Set exercise> Could you copy each of the rows below character for character, leaving out the pictures?
>> BEGIN Supplied records
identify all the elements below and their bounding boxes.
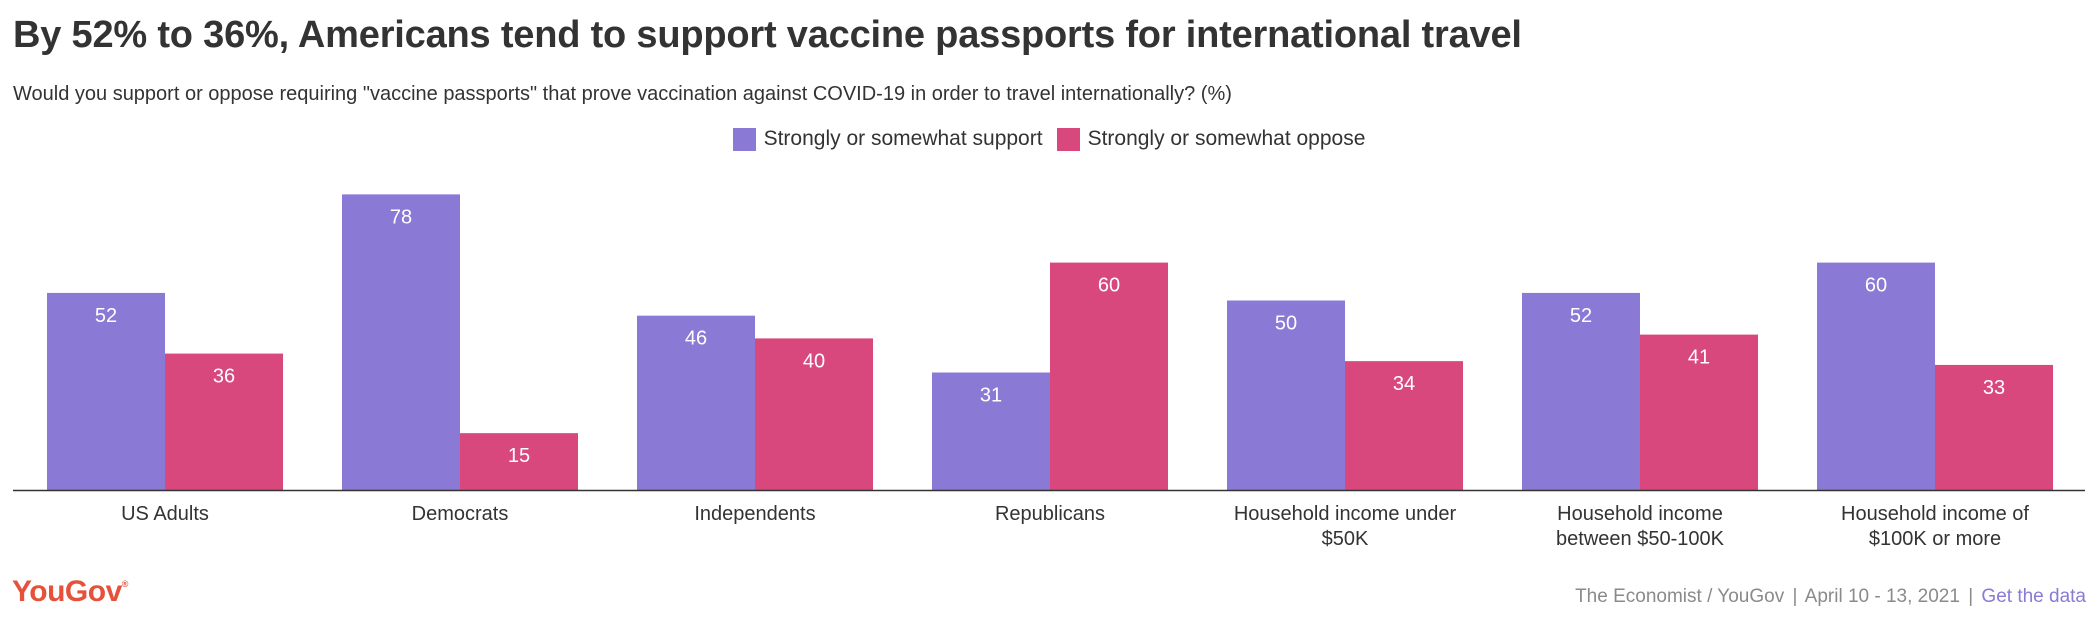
bar-support-1[interactable] [342, 194, 460, 490]
bar-oppose-3[interactable] [1050, 262, 1168, 490]
footer: The Economist / YouGov | April 10 - 13, … [1575, 586, 2086, 608]
legend-swatch-oppose [1056, 127, 1080, 151]
chart-title: By 52% to 36%, Americans tend to support… [13, 14, 1522, 56]
x-tick-label-1: Democrats [412, 503, 509, 525]
yougov-logo[interactable]: YouGov® [12, 575, 128, 609]
x-tick-label-3: Republicans [995, 503, 1105, 525]
bar-support-2[interactable] [637, 315, 755, 490]
value-label-support-4: 50 [1275, 313, 1297, 335]
x-tick-label-2: Independents [694, 503, 815, 525]
value-label-oppose-6: 33 [1983, 377, 2005, 399]
logo-registered-mark: ® [121, 579, 129, 589]
x-tick-label-line: between $50-100K [1556, 528, 1725, 550]
footer-source: The Economist / YouGov [1575, 586, 1785, 607]
x-tick-label-line: US Adults [121, 503, 209, 525]
x-tick-label-6: Household income of $100K or more [1841, 503, 2029, 550]
value-label-support-0: 52 [95, 305, 117, 327]
value-label-oppose-4: 34 [1393, 373, 1415, 395]
x-tick-label-line: Household income under [1234, 503, 1457, 525]
value-label-oppose-2: 40 [803, 350, 825, 372]
x-tick-label-5: Household income between $50-100K [1556, 503, 1725, 550]
x-tick-label-4: Household income under $50K [1234, 503, 1457, 550]
value-label-support-5: 52 [1570, 305, 1592, 327]
value-label-oppose-3: 60 [1098, 275, 1120, 297]
x-tick-label-line: Democrats [412, 503, 509, 525]
logo-text: YouGov [12, 575, 122, 608]
x-tick-label-line: $50K [1322, 528, 1369, 550]
value-label-oppose-5: 41 [1688, 347, 1710, 369]
footer-dates: April 10 - 13, 2021 [1804, 586, 1960, 607]
bar-support-0[interactable] [47, 292, 165, 490]
x-tick-label-line: Independents [694, 503, 815, 525]
bar-oppose-0[interactable] [165, 353, 283, 490]
x-tick-label-line: Household income [1557, 503, 1723, 525]
value-label-support-2: 46 [685, 328, 707, 350]
x-tick-label-line: $100K or more [1869, 528, 2001, 550]
x-tick-label-line: Household income of [1841, 503, 2029, 525]
legend-label-support: Strongly or somewhat support [763, 127, 1043, 150]
chart-subtitle: Would you support or oppose requiring "v… [13, 83, 1232, 105]
legend: Strongly or somewhat support Strongly or… [0, 127, 2098, 151]
footer-separator: | [1968, 586, 1974, 607]
bar-chart: 52 36 US Adults 78 15 Democrats 46 40 Independen… [13, 194, 2085, 550]
bar-oppose-1[interactable] [460, 433, 578, 490]
legend-swatch-support [732, 127, 756, 151]
bar-support-6[interactable] [1817, 262, 1935, 490]
legend-item-oppose[interactable]: Strongly or somewhat oppose [1056, 127, 1366, 151]
value-label-support-3: 31 [980, 385, 1002, 407]
legend-label-oppose: Strongly or somewhat oppose [1087, 127, 1366, 150]
bar-support-5[interactable] [1522, 292, 1640, 490]
x-tick-label-0: US Adults [121, 503, 209, 525]
value-label-support-6: 60 [1865, 275, 1887, 297]
value-label-support-1: 78 [390, 206, 412, 228]
bar-support-4[interactable] [1227, 300, 1345, 491]
bar-support-3[interactable] [932, 372, 1050, 490]
value-label-oppose-1: 15 [508, 445, 530, 467]
bar-oppose-2[interactable] [755, 338, 873, 490]
bar-oppose-4[interactable] [1345, 361, 1463, 490]
bar-oppose-6[interactable] [1935, 364, 2053, 490]
footer-separator: | [1792, 586, 1798, 607]
legend-item-support[interactable]: Strongly or somewhat support [732, 127, 1043, 151]
x-tick-label-line: Republicans [995, 503, 1105, 525]
get-the-data-link[interactable]: Get the data [1981, 586, 2086, 607]
value-label-oppose-0: 36 [213, 366, 235, 388]
bar-oppose-5[interactable] [1640, 334, 1758, 490]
>> END Supplied records
Output of the task>
identify all the elements below and their bounding boxes.
bar-support-1[interactable] [342, 194, 460, 490]
bar-oppose-3[interactable] [1050, 262, 1168, 490]
footer: The Economist / YouGov | April 10 - 13, … [1575, 586, 2086, 608]
legend-swatch-oppose [1056, 127, 1080, 151]
chart-title: By 52% to 36%, Americans tend to support… [13, 14, 1522, 56]
x-tick-label-1: Democrats [412, 503, 509, 525]
yougov-logo[interactable]: YouGov® [12, 575, 128, 609]
x-tick-label-3: Republicans [995, 503, 1105, 525]
bar-support-2[interactable] [637, 315, 755, 490]
value-label-support-4: 50 [1275, 313, 1297, 335]
x-tick-label-2: Independents [694, 503, 815, 525]
value-label-oppose-6: 33 [1983, 377, 2005, 399]
logo-registered-mark: ® [121, 579, 129, 589]
x-tick-label-line: between $50-100K [1556, 528, 1725, 550]
footer-source: The Economist / YouGov [1575, 586, 1785, 607]
x-tick-label-line: US Adults [121, 503, 209, 525]
x-tick-label-6: Household income of $100K or more [1841, 503, 2029, 550]
value-label-support-0: 52 [95, 305, 117, 327]
value-label-oppose-4: 34 [1393, 373, 1415, 395]
x-tick-label-line: Household income under [1234, 503, 1457, 525]
value-label-oppose-2: 40 [803, 350, 825, 372]
x-tick-label-5: Household income between $50-100K [1556, 503, 1725, 550]
x-tick-label-4: Household income under $50K [1234, 503, 1457, 550]
value-label-support-5: 52 [1570, 305, 1592, 327]
value-label-oppose-3: 60 [1098, 275, 1120, 297]
x-tick-label-line: Democrats [412, 503, 509, 525]
logo-text: YouGov [12, 575, 122, 608]
x-tick-label-line: $50K [1322, 528, 1369, 550]
value-label-oppose-5: 41 [1688, 347, 1710, 369]
footer-dates: April 10 - 13, 2021 [1804, 586, 1960, 607]
bar-support-0[interactable] [47, 292, 165, 490]
x-tick-label-line: Independents [694, 503, 815, 525]
bar-oppose-0[interactable] [165, 353, 283, 490]
x-tick-label-line: Household income [1557, 503, 1723, 525]
value-label-support-2: 46 [685, 328, 707, 350]
x-tick-label-line: $100K or more [1869, 528, 2001, 550]
x-tick-label-line: Household income of [1841, 503, 2029, 525]
legend-label-support: Strongly or somewhat support [763, 127, 1043, 150]
chart-subtitle: Would you support or oppose requiring "v… [13, 83, 1232, 105]
legend: Strongly or somewhat support Strongly or… [0, 127, 2098, 151]
footer-separator: | [1968, 586, 1974, 607]
bar-chart: 52 36 US Adults 78 15 Democrats 46 40 Independen… [13, 194, 2085, 550]
bar-oppose-1[interactable] [460, 433, 578, 490]
legend-swatch-support [732, 127, 756, 151]
bar-support-6[interactable] [1817, 262, 1935, 490]
legend-item-oppose[interactable]: Strongly or somewhat oppose [1056, 127, 1366, 151]
value-label-support-3: 31 [980, 385, 1002, 407]
legend-label-oppose: Strongly or somewhat oppose [1087, 127, 1366, 150]
bar-support-5[interactable] [1522, 292, 1640, 490]
x-tick-label-0: US Adults [121, 503, 209, 525]
value-label-support-6: 60 [1865, 275, 1887, 297]
value-label-support-1: 78 [390, 206, 412, 228]
bar-support-4[interactable] [1227, 300, 1345, 491]
bar-support-3[interactable] [932, 372, 1050, 490]
value-label-oppose-1: 15 [508, 445, 530, 467]
bar-oppose-2[interactable] [755, 338, 873, 490]
bar-oppose-4[interactable] [1345, 361, 1463, 490]
bar-oppose-6[interactable] [1935, 364, 2053, 490]
footer-separator: | [1792, 586, 1798, 607]
legend-item-support[interactable]: Strongly or somewhat support [732, 127, 1043, 151]
x-tick-label-line: Republicans [995, 503, 1105, 525]
get-the-data-link[interactable]: Get the data [1981, 586, 2086, 607]
value-label-oppose-0: 36 [213, 366, 235, 388]
bar-oppose-5[interactable] [1640, 334, 1758, 490]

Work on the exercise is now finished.